Written instruction: Leave out any picture and return the remaining listing below exactly as given.

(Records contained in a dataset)
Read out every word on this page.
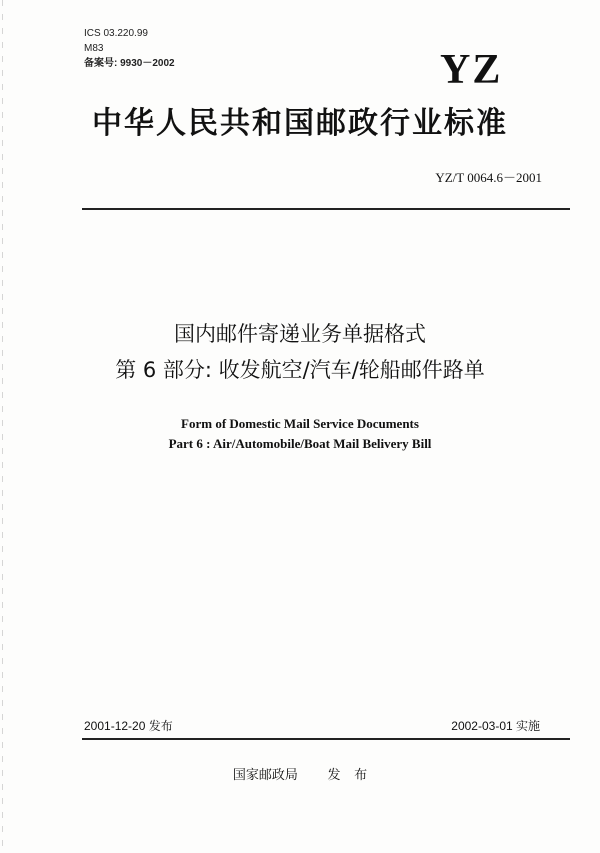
ICS 03.220.99
M83
备案号: 9930－2002	YZ
中华人民共和国邮政行业标准
YZ/T 0064.6－2001
国内邮件寄递业务单据格式
第 6 部分: 收发航空/汽车/轮船邮件路单
Form of Domestic Mail Service Documents
Part 6 : Air/Automobile/Boat Mail Belivery Bill
2001-12-20 发布	2002-03-01 实施
国家邮政局 发 布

Result of this exercise:
Read out every word on this page.
ICS 03.220.99
M83
备案号: 9930－2002	YZ
中华人民共和国邮政行业标准
YZ/T 0064.6－2001
国内邮件寄递业务单据格式
第 6 部分: 收发航空/汽车/轮船邮件路单
Form of Domestic Mail Service Documents
Part 6 : Air/Automobile/Boat Mail Belivery Bill
2001-12-20 发布	2002-03-01 实施
国家邮政局 发 布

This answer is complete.